## start Data to process

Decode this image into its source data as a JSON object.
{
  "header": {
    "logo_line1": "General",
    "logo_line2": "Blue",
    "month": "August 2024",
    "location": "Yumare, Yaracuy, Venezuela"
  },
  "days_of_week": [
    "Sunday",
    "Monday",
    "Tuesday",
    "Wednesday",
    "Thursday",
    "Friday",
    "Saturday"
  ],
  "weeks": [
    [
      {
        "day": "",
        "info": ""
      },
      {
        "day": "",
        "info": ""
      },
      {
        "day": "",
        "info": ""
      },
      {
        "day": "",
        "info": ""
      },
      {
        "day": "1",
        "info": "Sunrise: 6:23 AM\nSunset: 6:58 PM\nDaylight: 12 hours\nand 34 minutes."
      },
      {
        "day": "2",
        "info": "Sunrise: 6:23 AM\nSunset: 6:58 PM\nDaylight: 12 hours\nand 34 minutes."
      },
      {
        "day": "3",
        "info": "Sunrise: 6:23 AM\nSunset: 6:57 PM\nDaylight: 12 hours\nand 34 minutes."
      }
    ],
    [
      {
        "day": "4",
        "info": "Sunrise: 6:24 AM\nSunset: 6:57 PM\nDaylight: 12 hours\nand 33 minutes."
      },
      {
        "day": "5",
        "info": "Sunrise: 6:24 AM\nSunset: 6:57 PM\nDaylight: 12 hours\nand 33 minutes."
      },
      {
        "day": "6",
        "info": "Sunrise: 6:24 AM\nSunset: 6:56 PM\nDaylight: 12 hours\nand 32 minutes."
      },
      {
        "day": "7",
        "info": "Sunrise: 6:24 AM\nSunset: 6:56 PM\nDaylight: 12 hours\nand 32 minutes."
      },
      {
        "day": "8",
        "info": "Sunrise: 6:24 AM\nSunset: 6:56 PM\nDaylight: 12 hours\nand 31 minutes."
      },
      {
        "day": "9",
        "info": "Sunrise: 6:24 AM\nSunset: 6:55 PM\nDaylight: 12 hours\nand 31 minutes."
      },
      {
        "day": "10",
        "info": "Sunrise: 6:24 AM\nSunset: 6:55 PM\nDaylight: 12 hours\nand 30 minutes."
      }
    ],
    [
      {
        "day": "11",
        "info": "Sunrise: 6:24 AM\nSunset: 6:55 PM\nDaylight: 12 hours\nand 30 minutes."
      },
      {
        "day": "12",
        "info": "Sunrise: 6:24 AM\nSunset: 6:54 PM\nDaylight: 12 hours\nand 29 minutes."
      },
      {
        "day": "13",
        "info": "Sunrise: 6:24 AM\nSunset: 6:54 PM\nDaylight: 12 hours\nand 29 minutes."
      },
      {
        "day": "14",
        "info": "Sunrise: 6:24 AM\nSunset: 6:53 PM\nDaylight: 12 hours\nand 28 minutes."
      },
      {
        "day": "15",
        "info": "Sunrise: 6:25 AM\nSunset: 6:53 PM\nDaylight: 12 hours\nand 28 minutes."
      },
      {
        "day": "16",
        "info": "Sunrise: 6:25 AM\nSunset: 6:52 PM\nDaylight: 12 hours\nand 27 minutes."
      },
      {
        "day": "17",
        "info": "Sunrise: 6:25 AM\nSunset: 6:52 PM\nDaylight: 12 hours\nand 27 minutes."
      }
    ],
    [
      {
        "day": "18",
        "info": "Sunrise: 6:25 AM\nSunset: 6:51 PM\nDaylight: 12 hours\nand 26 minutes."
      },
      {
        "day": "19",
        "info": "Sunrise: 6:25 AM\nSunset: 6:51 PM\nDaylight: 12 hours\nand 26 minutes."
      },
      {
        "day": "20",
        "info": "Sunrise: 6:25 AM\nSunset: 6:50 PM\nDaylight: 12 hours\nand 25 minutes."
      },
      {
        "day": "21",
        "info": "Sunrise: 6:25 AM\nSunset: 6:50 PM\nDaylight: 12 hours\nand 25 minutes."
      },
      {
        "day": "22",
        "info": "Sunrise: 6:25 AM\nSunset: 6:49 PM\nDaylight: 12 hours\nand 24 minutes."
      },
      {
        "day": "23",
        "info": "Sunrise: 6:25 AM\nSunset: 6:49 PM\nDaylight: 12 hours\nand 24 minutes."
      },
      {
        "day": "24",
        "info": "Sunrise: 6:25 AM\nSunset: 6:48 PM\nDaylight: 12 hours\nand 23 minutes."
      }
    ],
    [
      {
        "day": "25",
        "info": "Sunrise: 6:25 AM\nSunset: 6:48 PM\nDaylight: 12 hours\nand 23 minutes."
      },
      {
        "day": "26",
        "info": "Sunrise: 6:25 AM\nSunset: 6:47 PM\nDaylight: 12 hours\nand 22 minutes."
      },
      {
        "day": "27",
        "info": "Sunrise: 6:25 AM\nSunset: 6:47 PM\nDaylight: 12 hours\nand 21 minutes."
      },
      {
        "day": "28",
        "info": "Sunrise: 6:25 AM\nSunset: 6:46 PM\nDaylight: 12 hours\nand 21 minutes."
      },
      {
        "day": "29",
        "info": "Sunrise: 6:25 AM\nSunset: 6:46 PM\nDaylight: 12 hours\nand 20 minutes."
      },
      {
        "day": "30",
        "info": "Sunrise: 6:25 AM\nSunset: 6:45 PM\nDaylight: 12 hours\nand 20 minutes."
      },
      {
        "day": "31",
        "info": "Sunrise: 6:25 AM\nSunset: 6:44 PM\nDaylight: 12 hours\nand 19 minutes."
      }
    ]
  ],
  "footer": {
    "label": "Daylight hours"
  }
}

## end Data to process

§ Problem
Write the material out again word for word.

§ Solution
Decode this image into its source data as a JSON object.
{
  "header": {
    "logo_line1": "General",
    "logo_line2": "Blue",
    "month": "August 2024",
    "location": "Yumare, Yaracuy, Venezuela"
  },
  "days_of_week": [
    "Sunday",
    "Monday",
    "Tuesday",
    "Wednesday",
    "Thursday",
    "Friday",
    "Saturday"
  ],
  "weeks": [
    [
      {
        "day": "",
        "info": ""
      },
      {
        "day": "",
        "info": ""
      },
      {
        "day": "",
        "info": ""
      },
      {
        "day": "",
        "info": ""
      },
      {
        "day": "1",
        "info": "Sunrise: 6:23 AM\nSunset: 6:58 PM\nDaylight: 12 hours\nand 34 minutes."
      },
      {
        "day": "2",
        "info": "Sunrise: 6:23 AM\nSunset: 6:58 PM\nDaylight: 12 hours\nand 34 minutes."
      },
      {
        "day": "3",
        "info": "Sunrise: 6:23 AM\nSunset: 6:57 PM\nDaylight: 12 hours\nand 34 minutes."
      }
    ],
    [
      {
        "day": "4",
        "info": "Sunrise: 6:24 AM\nSunset: 6:57 PM\nDaylight: 12 hours\nand 33 minutes."
      },
      {
        "day": "5",
        "info": "Sunrise: 6:24 AM\nSunset: 6:57 PM\nDaylight: 12 hours\nand 33 minutes."
      },
      {
        "day": "6",
        "info": "Sunrise: 6:24 AM\nSunset: 6:56 PM\nDaylight: 12 hours\nand 32 minutes."
      },
      {
        "day": "7",
        "info": "Sunrise: 6:24 AM\nSunset: 6:56 PM\nDaylight: 12 hours\nand 32 minutes."
      },
      {
        "day": "8",
        "info": "Sunrise: 6:24 AM\nSunset: 6:56 PM\nDaylight: 12 hours\nand 31 minutes."
      },
      {
        "day": "9",
        "info": "Sunrise: 6:24 AM\nSunset: 6:55 PM\nDaylight: 12 hours\nand 31 minutes."
      },
      {
        "day": "10",
        "info": "Sunrise: 6:24 AM\nSunset: 6:55 PM\nDaylight: 12 hours\nand 30 minutes."
      }
    ],
    [
      {
        "day": "11",
        "info": "Sunrise: 6:24 AM\nSunset: 6:55 PM\nDaylight: 12 hours\nand 30 minutes."
      },
      {
        "day": "12",
        "info": "Sunrise: 6:24 AM\nSunset: 6:54 PM\nDaylight: 12 hours\nand 29 minutes."
      },
      {
        "day": "13",
        "info": "Sunrise: 6:24 AM\nSunset: 6:54 PM\nDaylight: 12 hours\nand 29 minutes."
      },
      {
        "day": "14",
        "info": "Sunrise: 6:24 AM\nSunset: 6:53 PM\nDaylight: 12 hours\nand 28 minutes."
      },
      {
        "day": "15",
        "info": "Sunrise: 6:25 AM\nSunset: 6:53 PM\nDaylight: 12 hours\nand 28 minutes."
      },
      {
        "day": "16",
        "info": "Sunrise: 6:25 AM\nSunset: 6:52 PM\nDaylight: 12 hours\nand 27 minutes."
      },
      {
        "day": "17",
        "info": "Sunrise: 6:25 AM\nSunset: 6:52 PM\nDaylight: 12 hours\nand 27 minutes."
      }
    ],
    [
      {
        "day": "18",
        "info": "Sunrise: 6:25 AM\nSunset: 6:51 PM\nDaylight: 12 hours\nand 26 minutes."
      },
      {
        "day": "19",
        "info": "Sunrise: 6:25 AM\nSunset: 6:51 PM\nDaylight: 12 hours\nand 26 minutes."
      },
      {
        "day": "20",
        "info": "Sunrise: 6:25 AM\nSunset: 6:50 PM\nDaylight: 12 hours\nand 25 minutes."
      },
      {
        "day": "21",
        "info": "Sunrise: 6:25 AM\nSunset: 6:50 PM\nDaylight: 12 hours\nand 25 minutes."
      },
      {
        "day": "22",
        "info": "Sunrise: 6:25 AM\nSunset: 6:49 PM\nDaylight: 12 hours\nand 24 minutes."
      },
      {
        "day": "23",
        "info": "Sunrise: 6:25 AM\nSunset: 6:49 PM\nDaylight: 12 hours\nand 24 minutes."
      },
      {
        "day": "24",
        "info": "Sunrise: 6:25 AM\nSunset: 6:48 PM\nDaylight: 12 hours\nand 23 minutes."
      }
    ],
    [
      {
        "day": "25",
        "info": "Sunrise: 6:25 AM\nSunset: 6:48 PM\nDaylight: 12 hours\nand 23 minutes."
      },
      {
        "day": "26",
        "info": "Sunrise: 6:25 AM\nSunset: 6:47 PM\nDaylight: 12 hours\nand 22 minutes."
      },
      {
        "day": "27",
        "info": "Sunrise: 6:25 AM\nSunset: 6:47 PM\nDaylight: 12 hours\nand 21 minutes."
      },
      {
        "day": "28",
        "info": "Sunrise: 6:25 AM\nSunset: 6:46 PM\nDaylight: 12 hours\nand 21 minutes."
      },
      {
        "day": "29",
        "info": "Sunrise: 6:25 AM\nSunset: 6:46 PM\nDaylight: 12 hours\nand 20 minutes."
      },
      {
        "day": "30",
        "info": "Sunrise: 6:25 AM\nSunset: 6:45 PM\nDaylight: 12 hours\nand 20 minutes."
      },
      {
        "day": "31",
        "info": "Sunrise: 6:25 AM\nSunset: 6:44 PM\nDaylight: 12 hours\nand 19 minutes."
      }
    ]
  ],
  "footer": {
    "label": "Daylight hours"
  }
}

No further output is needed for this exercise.